=== Data supplied ===

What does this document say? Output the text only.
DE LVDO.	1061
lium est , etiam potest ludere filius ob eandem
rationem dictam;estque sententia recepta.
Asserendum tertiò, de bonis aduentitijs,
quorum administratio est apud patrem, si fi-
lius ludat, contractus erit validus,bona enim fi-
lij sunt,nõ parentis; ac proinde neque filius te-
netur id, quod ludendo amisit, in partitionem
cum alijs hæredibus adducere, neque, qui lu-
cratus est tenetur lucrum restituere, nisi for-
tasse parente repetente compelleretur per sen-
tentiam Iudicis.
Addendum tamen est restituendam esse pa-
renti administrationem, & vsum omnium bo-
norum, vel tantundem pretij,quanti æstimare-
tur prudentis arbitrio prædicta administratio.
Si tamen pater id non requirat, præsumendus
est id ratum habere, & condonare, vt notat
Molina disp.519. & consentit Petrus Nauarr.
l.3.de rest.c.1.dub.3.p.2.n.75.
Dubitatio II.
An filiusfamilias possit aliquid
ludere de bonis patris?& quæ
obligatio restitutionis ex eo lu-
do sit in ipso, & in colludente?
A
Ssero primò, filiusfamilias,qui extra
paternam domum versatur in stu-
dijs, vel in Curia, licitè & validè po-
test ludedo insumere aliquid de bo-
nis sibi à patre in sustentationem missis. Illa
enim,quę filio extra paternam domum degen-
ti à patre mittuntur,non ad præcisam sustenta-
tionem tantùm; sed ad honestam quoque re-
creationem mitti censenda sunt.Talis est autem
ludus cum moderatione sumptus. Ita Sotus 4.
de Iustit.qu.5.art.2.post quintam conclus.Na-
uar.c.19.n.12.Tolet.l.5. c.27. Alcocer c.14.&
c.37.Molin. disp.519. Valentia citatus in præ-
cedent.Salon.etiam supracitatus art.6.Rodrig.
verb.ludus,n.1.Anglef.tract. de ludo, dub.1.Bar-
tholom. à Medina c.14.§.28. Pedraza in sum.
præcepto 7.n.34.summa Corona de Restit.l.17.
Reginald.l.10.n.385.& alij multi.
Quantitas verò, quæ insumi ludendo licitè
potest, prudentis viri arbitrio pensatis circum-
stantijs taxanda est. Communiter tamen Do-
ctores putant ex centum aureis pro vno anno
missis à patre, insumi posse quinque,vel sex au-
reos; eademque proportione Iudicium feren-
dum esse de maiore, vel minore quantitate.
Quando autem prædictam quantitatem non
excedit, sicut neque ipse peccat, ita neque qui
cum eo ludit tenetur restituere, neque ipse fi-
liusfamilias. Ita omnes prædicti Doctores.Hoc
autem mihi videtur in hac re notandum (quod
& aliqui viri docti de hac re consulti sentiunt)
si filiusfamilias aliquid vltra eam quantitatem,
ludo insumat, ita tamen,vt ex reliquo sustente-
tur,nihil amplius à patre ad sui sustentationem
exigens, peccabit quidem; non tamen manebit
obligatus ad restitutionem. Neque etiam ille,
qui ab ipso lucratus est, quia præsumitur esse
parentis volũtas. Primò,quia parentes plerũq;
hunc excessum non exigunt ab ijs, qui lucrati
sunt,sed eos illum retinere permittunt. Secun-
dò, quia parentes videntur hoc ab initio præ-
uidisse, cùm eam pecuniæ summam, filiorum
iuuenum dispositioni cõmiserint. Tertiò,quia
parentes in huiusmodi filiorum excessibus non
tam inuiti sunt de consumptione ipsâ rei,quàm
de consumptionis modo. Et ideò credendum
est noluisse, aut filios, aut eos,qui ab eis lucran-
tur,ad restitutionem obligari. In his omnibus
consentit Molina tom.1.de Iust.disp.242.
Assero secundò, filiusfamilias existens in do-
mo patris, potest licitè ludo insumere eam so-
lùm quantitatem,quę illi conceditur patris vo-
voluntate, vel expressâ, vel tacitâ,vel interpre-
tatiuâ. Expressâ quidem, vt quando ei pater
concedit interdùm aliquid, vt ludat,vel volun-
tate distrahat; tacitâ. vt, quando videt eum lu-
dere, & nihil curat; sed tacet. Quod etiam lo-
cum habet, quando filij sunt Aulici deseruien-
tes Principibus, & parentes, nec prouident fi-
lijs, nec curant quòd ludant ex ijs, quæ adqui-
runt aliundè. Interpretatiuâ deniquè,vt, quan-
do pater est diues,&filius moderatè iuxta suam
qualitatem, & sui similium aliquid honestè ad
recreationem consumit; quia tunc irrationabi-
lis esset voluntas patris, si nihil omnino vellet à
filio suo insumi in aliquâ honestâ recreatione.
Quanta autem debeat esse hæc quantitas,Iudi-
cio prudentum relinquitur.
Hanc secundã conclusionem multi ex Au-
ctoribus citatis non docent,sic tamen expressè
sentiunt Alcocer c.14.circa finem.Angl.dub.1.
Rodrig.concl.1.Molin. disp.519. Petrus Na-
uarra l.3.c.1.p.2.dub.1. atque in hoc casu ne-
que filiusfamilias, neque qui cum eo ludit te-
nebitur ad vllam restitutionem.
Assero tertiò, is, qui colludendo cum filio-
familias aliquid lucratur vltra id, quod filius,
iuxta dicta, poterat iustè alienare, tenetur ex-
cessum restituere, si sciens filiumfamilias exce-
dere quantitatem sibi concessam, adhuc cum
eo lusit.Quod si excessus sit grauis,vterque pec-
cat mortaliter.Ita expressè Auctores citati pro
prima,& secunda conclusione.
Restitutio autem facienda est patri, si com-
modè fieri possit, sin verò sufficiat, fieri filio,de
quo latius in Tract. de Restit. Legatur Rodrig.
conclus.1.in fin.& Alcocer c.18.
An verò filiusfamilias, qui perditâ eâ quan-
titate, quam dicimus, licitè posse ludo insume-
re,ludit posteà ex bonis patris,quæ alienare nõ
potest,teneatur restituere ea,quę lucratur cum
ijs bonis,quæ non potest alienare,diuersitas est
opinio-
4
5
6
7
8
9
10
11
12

===

◆ Exercise goal ◆
Count the lines of the material that include the word "Alcocer", then report only the total.

◆ Output for this task ◆
3